- **WHAT IS BEING ASKED**
Copy out each line of the data holding "this".

- **Records from a dataset**

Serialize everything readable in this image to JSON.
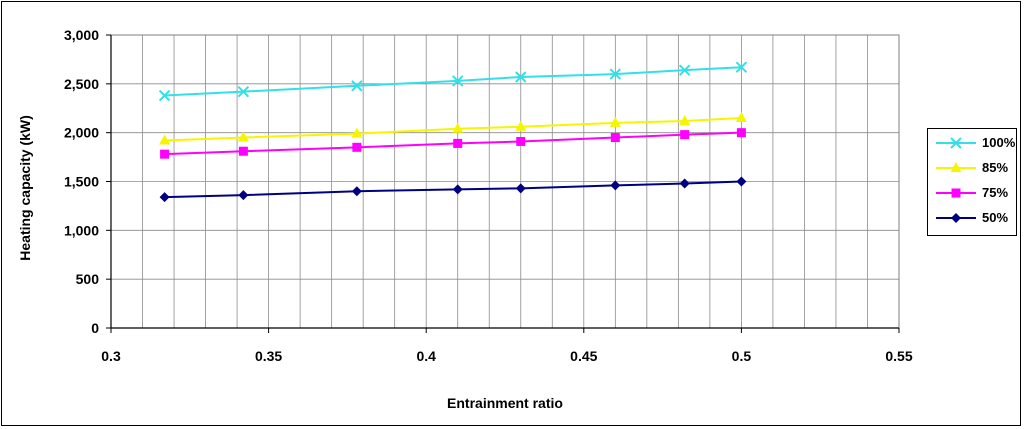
{
  "chart_data": {
    "type": "line",
    "title": "",
    "xlabel": "Entrainment ratio",
    "ylabel": "Heating capacity (kW)",
    "xlim": [
      0.3,
      0.55
    ],
    "ylim": [
      0,
      3000
    ],
    "x_ticks": [
      "0.3",
      "0.35",
      "0.4",
      "0.45",
      "0.5",
      "0.55"
    ],
    "x_tick_values": [
      0.3,
      0.35,
      0.4,
      0.45,
      0.5,
      0.55
    ],
    "y_ticks": [
      "0",
      "500",
      "1,000",
      "1,500",
      "2,000",
      "2,500",
      "3,000"
    ],
    "y_tick_values": [
      0,
      500,
      1000,
      1500,
      2000,
      2500,
      3000
    ],
    "grid": true,
    "legend_position": "right",
    "x": [
      0.317,
      0.342,
      0.378,
      0.41,
      0.43,
      0.46,
      0.482,
      0.5
    ],
    "series": [
      {
        "name": "100%",
        "marker": "x",
        "color": "#33e0e8",
        "values": [
          2380,
          2420,
          2480,
          2530,
          2570,
          2600,
          2640,
          2670
        ]
      },
      {
        "name": "85%",
        "marker": "triangle",
        "color": "#f5f500",
        "values": [
          1920,
          1950,
          1990,
          2040,
          2060,
          2100,
          2120,
          2150
        ]
      },
      {
        "name": "75%",
        "marker": "square",
        "color": "#ff00ff",
        "values": [
          1780,
          1810,
          1850,
          1890,
          1910,
          1950,
          1980,
          2000
        ]
      },
      {
        "name": "50%",
        "marker": "diamond",
        "color": "#000080",
        "values": [
          1340,
          1360,
          1400,
          1420,
          1430,
          1460,
          1480,
          1500
        ]
      }
    ]
  }
}
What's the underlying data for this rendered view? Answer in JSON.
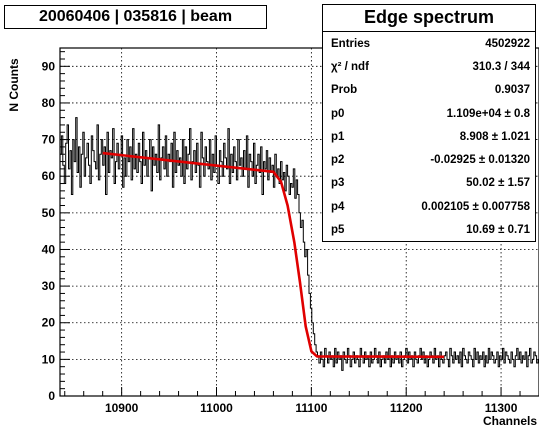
{
  "header": {
    "run_label": "20060406 | 035816 | beam"
  },
  "stats": {
    "title": "Edge spectrum",
    "rows": [
      {
        "name": "Entries",
        "value": "4502922"
      },
      {
        "name": "χ² / ndf",
        "value": "310.3 / 344"
      },
      {
        "name": "Prob",
        "value": "0.9037"
      },
      {
        "name": "p0",
        "value": "1.109e+04 ± 0.8"
      },
      {
        "name": "p1",
        "value": "8.908 ± 1.021"
      },
      {
        "name": "p2",
        "value": "-0.02925 ± 0.01320"
      },
      {
        "name": "p3",
        "value": "50.02 ± 1.57"
      },
      {
        "name": "p4",
        "value": "0.002105 ± 0.007758"
      },
      {
        "name": "p5",
        "value": "10.69 ± 0.71"
      }
    ]
  },
  "colors": {
    "histogram": "#000000",
    "fit": "#e00000",
    "grid": "#000000"
  },
  "chart_data": {
    "type": "line",
    "xlabel": "Channels",
    "ylabel": "N Counts",
    "xlim": [
      10835,
      11340
    ],
    "ylim": [
      0,
      95
    ],
    "x_ticks": [
      10900,
      11000,
      11100,
      11200,
      11300
    ],
    "y_ticks": [
      0,
      10,
      20,
      30,
      40,
      50,
      60,
      70,
      80,
      90
    ],
    "grid": true,
    "histogram": {
      "x_start": 10835,
      "bin_width": 1.5,
      "counts": [
        66,
        71,
        63,
        58,
        69,
        74,
        62,
        67,
        55,
        70,
        64,
        76,
        61,
        68,
        57,
        66,
        72,
        60,
        65,
        69,
        63,
        58,
        71,
        67,
        64,
        62,
        74,
        59,
        66,
        70,
        63,
        68,
        55,
        72,
        61,
        67,
        65,
        73,
        58,
        64,
        69,
        62,
        66,
        71,
        57,
        65,
        60,
        70,
        64,
        68,
        59,
        73,
        62,
        66,
        61,
        69,
        64,
        58,
        72,
        63,
        67,
        60,
        65,
        70,
        56,
        68,
        63,
        66,
        61,
        74,
        59,
        65,
        68,
        62,
        71,
        60,
        66,
        64,
        69,
        57,
        72,
        61,
        67,
        63,
        65,
        60,
        70,
        58,
        68,
        62,
        66,
        73,
        59,
        64,
        67,
        61,
        69,
        63,
        57,
        72,
        65,
        60,
        68,
        64,
        62,
        70,
        59,
        66,
        61,
        71,
        63,
        58,
        67,
        64,
        60,
        69,
        65,
        62,
        73,
        58,
        66,
        61,
        68,
        64,
        59,
        70,
        63,
        65,
        60,
        67,
        62,
        71,
        57,
        66,
        64,
        60,
        69,
        58,
        63,
        66,
        61,
        68,
        55,
        64,
        62,
        67,
        59,
        65,
        61,
        63,
        57,
        66,
        60,
        62,
        58,
        64,
        59,
        61,
        56,
        63,
        60,
        55,
        58,
        57,
        62,
        54,
        59,
        55,
        50,
        46,
        48,
        42,
        38,
        40,
        33,
        28,
        24,
        20,
        17,
        14,
        12,
        11,
        9,
        12,
        10,
        8,
        13,
        11,
        9,
        12,
        10,
        11,
        8,
        13,
        9,
        12,
        10,
        11,
        7,
        12,
        10,
        9,
        13,
        11,
        8,
        10,
        12,
        9,
        11,
        10,
        8,
        13,
        11,
        9,
        12,
        10,
        11,
        8,
        12,
        9,
        10,
        13,
        11,
        9,
        12,
        8,
        10,
        11,
        9,
        12,
        10,
        13,
        8,
        11,
        9,
        12,
        10,
        11,
        9,
        12,
        8,
        10,
        11,
        13,
        9,
        12,
        10,
        11,
        8,
        12,
        10,
        9,
        11,
        13,
        10,
        12,
        9,
        11,
        8,
        10,
        12,
        11,
        9,
        13,
        10,
        11,
        8,
        12,
        10,
        9,
        11,
        12,
        10,
        8,
        13,
        11,
        9,
        12,
        10,
        11,
        9,
        12,
        8,
        13,
        11,
        10,
        9,
        12,
        11,
        10,
        8,
        13,
        10,
        12,
        9,
        11,
        10,
        12,
        8,
        11,
        9,
        13,
        10,
        12,
        11,
        9,
        10,
        12,
        8,
        11,
        10,
        13,
        9,
        12,
        11,
        10,
        9,
        12,
        10,
        8,
        11,
        13,
        10,
        12,
        9,
        11,
        10,
        12,
        8,
        11,
        13,
        9,
        10,
        12,
        11,
        9,
        10
      ]
    },
    "fit": {
      "x": [
        10880,
        11060,
        11068,
        11075,
        11082,
        11088,
        11094,
        11100,
        11106,
        11240
      ],
      "y": [
        66.3,
        61.2,
        58.5,
        52,
        42,
        31,
        19,
        12.2,
        10.8,
        10.7
      ]
    }
  }
}
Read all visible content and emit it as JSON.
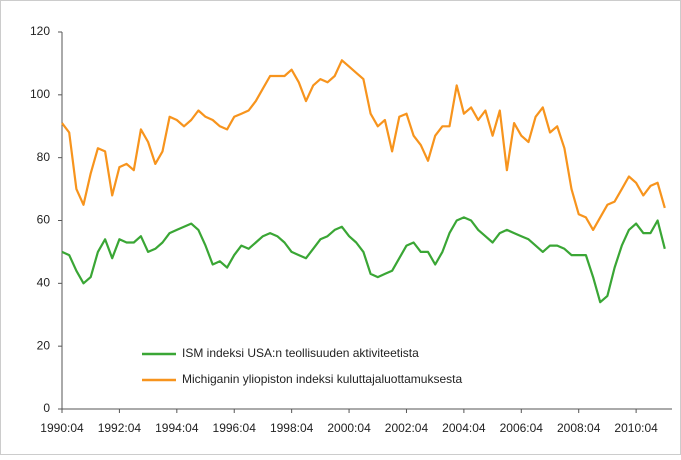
{
  "chart_data": {
    "type": "line",
    "x": [
      1990.25,
      1990.5,
      1990.75,
      1991.0,
      1991.25,
      1991.5,
      1991.75,
      1992.0,
      1992.25,
      1992.5,
      1992.75,
      1993.0,
      1993.25,
      1993.5,
      1993.75,
      1994.0,
      1994.25,
      1994.5,
      1994.75,
      1995.0,
      1995.25,
      1995.5,
      1995.75,
      1996.0,
      1996.25,
      1996.5,
      1996.75,
      1997.0,
      1997.25,
      1997.5,
      1997.75,
      1998.0,
      1998.25,
      1998.5,
      1998.75,
      1999.0,
      1999.25,
      1999.5,
      1999.75,
      2000.0,
      2000.25,
      2000.5,
      2000.75,
      2001.0,
      2001.25,
      2001.5,
      2001.75,
      2002.0,
      2002.25,
      2002.5,
      2002.75,
      2003.0,
      2003.25,
      2003.5,
      2003.75,
      2004.0,
      2004.25,
      2004.5,
      2004.75,
      2005.0,
      2005.25,
      2005.5,
      2005.75,
      2006.0,
      2006.25,
      2006.5,
      2006.75,
      2007.0,
      2007.25,
      2007.5,
      2007.75,
      2008.0,
      2008.25,
      2008.5,
      2008.75,
      2009.0,
      2009.25,
      2009.5,
      2009.75,
      2010.0,
      2010.25,
      2010.5,
      2010.75,
      2011.0,
      2011.25
    ],
    "series": [
      {
        "name": "ISM indeksi USA:n teollisuuden aktiviteetista",
        "color": "#3aa635",
        "values": [
          50,
          49,
          44,
          40,
          42,
          50,
          54,
          48,
          54,
          53,
          53,
          55,
          50,
          51,
          53,
          56,
          57,
          58,
          59,
          57,
          52,
          46,
          47,
          45,
          49,
          52,
          51,
          53,
          55,
          56,
          55,
          53,
          50,
          49,
          48,
          51,
          54,
          55,
          57,
          58,
          55,
          53,
          50,
          43,
          42,
          43,
          44,
          48,
          52,
          53,
          50,
          50,
          46,
          50,
          56,
          60,
          61,
          60,
          57,
          55,
          53,
          56,
          57,
          56,
          55,
          54,
          52,
          50,
          52,
          52,
          51,
          49,
          49,
          49,
          42,
          34,
          36,
          45,
          52,
          57,
          59,
          56,
          56,
          60,
          51
        ]
      },
      {
        "name": "Michiganin yliopiston indeksi kuluttajaluottamuksesta",
        "color": "#f7941d",
        "values": [
          91,
          88,
          70,
          65,
          75,
          83,
          82,
          68,
          77,
          78,
          76,
          89,
          85,
          78,
          82,
          93,
          92,
          90,
          92,
          95,
          93,
          92,
          90,
          89,
          93,
          94,
          95,
          98,
          102,
          106,
          106,
          106,
          108,
          104,
          98,
          103,
          105,
          104,
          106,
          111,
          109,
          107,
          105,
          94,
          90,
          92,
          82,
          93,
          94,
          87,
          84,
          79,
          87,
          90,
          90,
          103,
          94,
          96,
          92,
          95,
          87,
          95,
          76,
          91,
          87,
          85,
          93,
          96,
          88,
          90,
          83,
          70,
          62,
          61,
          57,
          61,
          65,
          66,
          70,
          74,
          72,
          68,
          71,
          72,
          64
        ]
      }
    ],
    "xlim": [
      1990.25,
      2011.5
    ],
    "xticks": [
      {
        "value": 1990.25,
        "label": "1990:04"
      },
      {
        "value": 1992.25,
        "label": "1992:04"
      },
      {
        "value": 1994.25,
        "label": "1994:04"
      },
      {
        "value": 1996.25,
        "label": "1996:04"
      },
      {
        "value": 1998.25,
        "label": "1998:04"
      },
      {
        "value": 2000.25,
        "label": "2000:04"
      },
      {
        "value": 2002.25,
        "label": "2002:04"
      },
      {
        "value": 2004.25,
        "label": "2004:04"
      },
      {
        "value": 2006.25,
        "label": "2006:04"
      },
      {
        "value": 2008.25,
        "label": "2008:04"
      },
      {
        "value": 2010.25,
        "label": "2010:04"
      }
    ],
    "ylim": [
      0,
      120
    ],
    "yticks": [
      0,
      20,
      40,
      60,
      80,
      100,
      120
    ],
    "grid": false,
    "legend": "lower-left"
  }
}
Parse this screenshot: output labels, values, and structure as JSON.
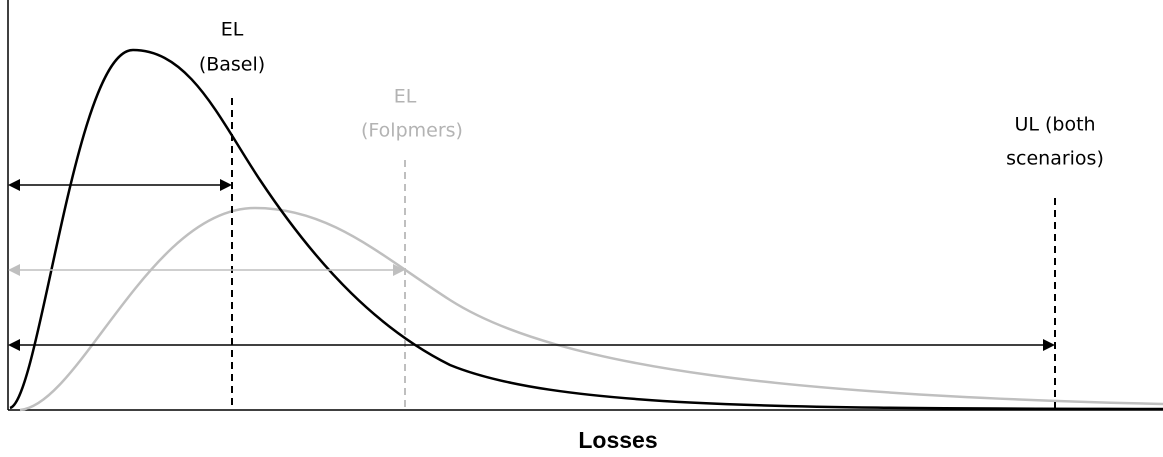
{
  "markers": [
    {
      "lines": [
        "EL",
        "(Basel)"
      ]
    },
    {
      "lines": [
        "EL",
        "(Folpmers)"
      ]
    },
    {
      "lines": [
        "UL (both",
        "scenarios)"
      ]
    }
  ],
  "axis_label": "Losses"
}
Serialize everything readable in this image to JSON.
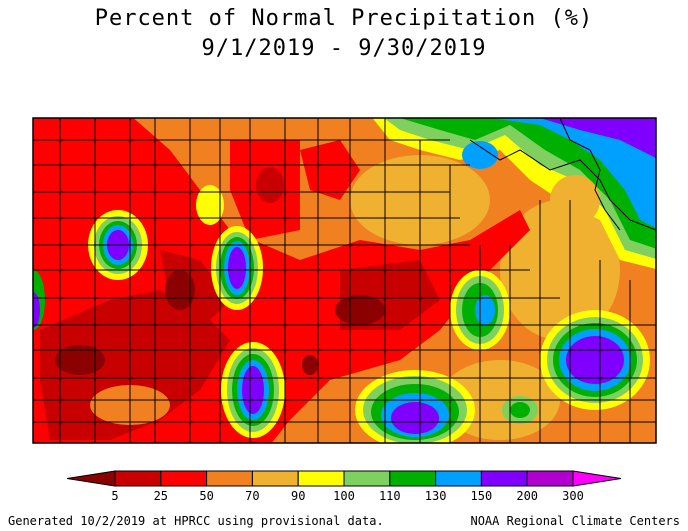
{
  "title_line1": "Percent of Normal Precipitation (%)",
  "title_line2": "9/1/2019 - 9/30/2019",
  "legend": {
    "tick_labels": [
      "5",
      "25",
      "50",
      "70",
      "90",
      "100",
      "110",
      "130",
      "150",
      "200",
      "300"
    ],
    "colors": [
      "#8b0000",
      "#c80000",
      "#ff0000",
      "#f08020",
      "#f0b030",
      "#ffff00",
      "#80d060",
      "#00b000",
      "#00a0ff",
      "#8000ff",
      "#b000d0",
      "#ff00ff"
    ]
  },
  "footer_left": "Generated 10/2/2019 at HPRCC using provisional data.",
  "footer_right": "NOAA Regional Climate Centers"
}
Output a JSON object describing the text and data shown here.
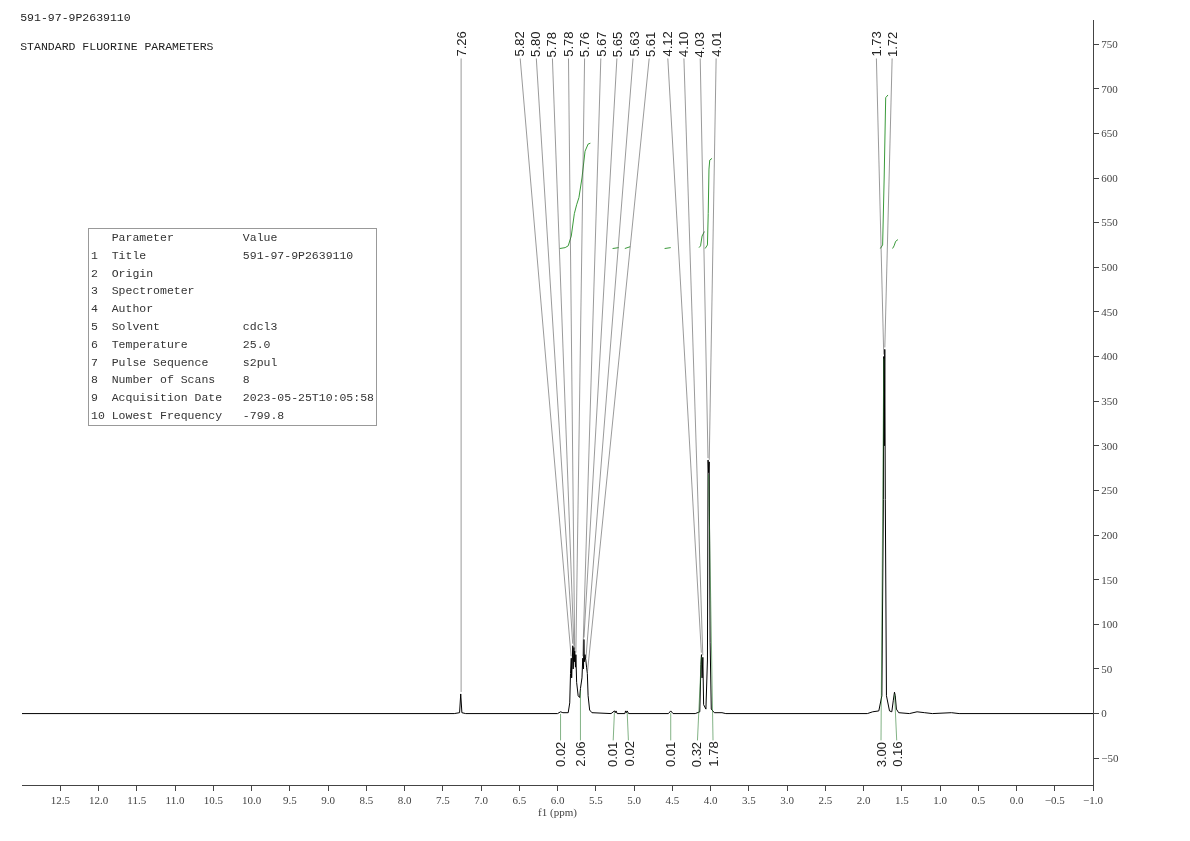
{
  "chart_data": {
    "type": "line",
    "title": "591-97-9P2639110",
    "subtitle": "STANDARD FLUORINE PARAMETERS",
    "xlabel": "f1 (ppm)",
    "xlim": [
      13,
      -1
    ],
    "ylim": [
      -80,
      777
    ],
    "xticks": [
      12.5,
      {
        "value": 12,
        "label": "12.0"
      },
      11.5,
      {
        "value": 11,
        "label": "11.0"
      },
      10.5,
      {
        "value": 10,
        "label": "10.0"
      },
      9.5,
      {
        "value": 9,
        "label": "9.0"
      },
      8.5,
      {
        "value": 8,
        "label": "8.0"
      },
      7.5,
      {
        "value": 7,
        "label": "7.0"
      },
      6.5,
      {
        "value": 6,
        "label": "6.0"
      },
      5.5,
      {
        "value": 5,
        "label": "5.0"
      },
      4.5,
      {
        "value": 4,
        "label": "4.0"
      },
      3.5,
      {
        "value": 3,
        "label": "3.0"
      },
      2.5,
      {
        "value": 2,
        "label": "2.0"
      },
      1.5,
      {
        "value": 1,
        "label": "1.0"
      },
      0.5,
      {
        "value": 0,
        "label": "0.0"
      },
      {
        "value": -0.5,
        "label": "−0.5"
      },
      {
        "value": -1,
        "label": "−1.0"
      }
    ],
    "yticks": [
      {
        "value": -50,
        "label": "−50"
      },
      0,
      50,
      100,
      150,
      200,
      250,
      300,
      350,
      400,
      450,
      500,
      550,
      600,
      650,
      700,
      750
    ],
    "grid": false,
    "marker": "none",
    "line_style": "solid",
    "series": [
      {
        "color": "#000000",
        "x": [
          13,
          7.35,
          7.28,
          7.265,
          7.25,
          7.2,
          6.0,
          5.96,
          5.93,
          5.86,
          5.84,
          5.83,
          5.82,
          5.815,
          5.8,
          5.795,
          5.785,
          5.78,
          5.775,
          5.765,
          5.76,
          5.75,
          5.73,
          5.71,
          5.7,
          5.68,
          5.67,
          5.66,
          5.655,
          5.65,
          5.64,
          5.63,
          5.62,
          5.61,
          5.6,
          5.58,
          5.55,
          5.3,
          5.255,
          5.245,
          5.235,
          5.22,
          5.12,
          5.11,
          5.1,
          5.09,
          5.07,
          4.55,
          4.52,
          4.49,
          4.2,
          4.14,
          4.125,
          4.118,
          4.11,
          4.1,
          4.09,
          4.06,
          4.04,
          4.032,
          4.025,
          4.017,
          4.005,
          3.99,
          3.95,
          3.85,
          3.8,
          1.95,
          1.88,
          1.8,
          1.76,
          1.74,
          1.735,
          1.728,
          1.722,
          1.715,
          1.7,
          1.66,
          1.63,
          1.61,
          1.595,
          1.585,
          1.57,
          1.54,
          1.4,
          1.3,
          1.2,
          1.1,
          0.85,
          0.75,
          -1
        ],
        "values": [
          0,
          0,
          1,
          22,
          1,
          0,
          0,
          2,
          1,
          1,
          12,
          45,
          62,
          40,
          76,
          50,
          74,
          58,
          70,
          52,
          66,
          35,
          20,
          18,
          28,
          40,
          62,
          50,
          83,
          58,
          66,
          60,
          52,
          45,
          20,
          4,
          1,
          0,
          3,
          1,
          3,
          0,
          0,
          3,
          1,
          3,
          0,
          0,
          3,
          0,
          0,
          2,
          55,
          66,
          40,
          63,
          10,
          5,
          60,
          284,
          270,
          282,
          80,
          5,
          1,
          1,
          0,
          0,
          2,
          3,
          20,
          240,
          400,
          300,
          408,
          240,
          20,
          3,
          2,
          15,
          24,
          20,
          5,
          1,
          0,
          2,
          1,
          0,
          1,
          0,
          0
        ]
      },
      {
        "color": "#3a9a3a",
        "x": [
          5.97,
          5.9,
          5.86,
          5.82,
          5.78,
          5.75,
          5.72,
          5.68,
          5.64,
          5.6,
          5.57
        ],
        "values": [
          521,
          522,
          524,
          535,
          560,
          570,
          578,
          600,
          630,
          638,
          639
        ]
      },
      {
        "color": "#3a9a3a",
        "x": [
          5.28,
          5.2
        ],
        "values": [
          521,
          522
        ]
      },
      {
        "color": "#3a9a3a",
        "x": [
          5.12,
          5.05
        ],
        "values": [
          521,
          523
        ]
      },
      {
        "color": "#3a9a3a",
        "x": [
          4.6,
          4.52
        ],
        "values": [
          521,
          522
        ]
      },
      {
        "color": "#3a9a3a",
        "x": [
          4.15,
          4.13,
          4.11,
          4.08
        ],
        "values": [
          522,
          524,
          535,
          540
        ]
      },
      {
        "color": "#3a9a3a",
        "x": [
          4.07,
          4.04,
          4.03,
          4.02,
          4.01,
          3.98
        ],
        "values": [
          521,
          525,
          560,
          610,
          620,
          622
        ]
      },
      {
        "color": "#3a9a3a",
        "x": [
          1.78,
          1.75,
          1.73,
          1.71,
          1.68
        ],
        "values": [
          521,
          525,
          600,
          690,
          693
        ]
      },
      {
        "color": "#3a9a3a",
        "x": [
          1.62,
          1.6,
          1.58,
          1.55
        ],
        "values": [
          521,
          524,
          529,
          531
        ]
      }
    ],
    "annotations": [
      {
        "text": "7.26",
        "x": 7.26,
        "y": 22
      },
      {
        "text": "5.82",
        "x": 5.82,
        "y": 62
      },
      {
        "text": "5.80",
        "x": 5.8,
        "y": 76
      },
      {
        "text": "5.78",
        "x": 5.785,
        "y": 74
      },
      {
        "text": "5.78",
        "x": 5.775,
        "y": 70
      },
      {
        "text": "5.76",
        "x": 5.76,
        "y": 66
      },
      {
        "text": "5.67",
        "x": 5.67,
        "y": 62
      },
      {
        "text": "5.65",
        "x": 5.655,
        "y": 83
      },
      {
        "text": "5.63",
        "x": 5.63,
        "y": 60
      },
      {
        "text": "5.61",
        "x": 5.61,
        "y": 45
      },
      {
        "text": "4.12",
        "x": 4.118,
        "y": 66
      },
      {
        "text": "4.10",
        "x": 4.1,
        "y": 63
      },
      {
        "text": "4.03",
        "x": 4.032,
        "y": 284
      },
      {
        "text": "4.01",
        "x": 4.017,
        "y": 282
      },
      {
        "text": "1.73",
        "x": 1.735,
        "y": 400
      },
      {
        "text": "1.72",
        "x": 1.722,
        "y": 408
      },
      {
        "text": "0.02",
        "x": 5.96,
        "y": 2
      },
      {
        "text": "2.06",
        "x": 5.7,
        "y": 28
      },
      {
        "text": "0.01",
        "x": 5.255,
        "y": 3
      },
      {
        "text": "0.02",
        "x": 5.09,
        "y": 3
      },
      {
        "text": "0.01",
        "x": 4.52,
        "y": 3
      },
      {
        "text": "0.32",
        "x": 4.118,
        "y": 66
      },
      {
        "text": "1.78",
        "x": 4.025,
        "y": 270
      },
      {
        "text": "3.00",
        "x": 1.735,
        "y": 400
      },
      {
        "text": "0.16",
        "x": 1.595,
        "y": 24
      },
      "   Parameter          Value",
      "1  Title              591-97-9P2639110",
      "2  Origin",
      "3  Spectrometer",
      "4  Author",
      "5  Solvent            cdcl3",
      "6  Temperature        25.0",
      "7  Pulse Sequence     s2pul",
      "8  Number of Scans    8",
      "9  Acquisition Date   2023-05-25T10:05:58",
      "10 Lowest Frequency   -799.8"
    ]
  }
}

- **WRITTEN RESPONSE**
Serialize everything readable in this image to JSON.
What's the underlying data for this rendered view? Answer in JSON.
Parse this screenshot: output labels, values, and structure as JSON.
Serialize everything readable in this image to JSON.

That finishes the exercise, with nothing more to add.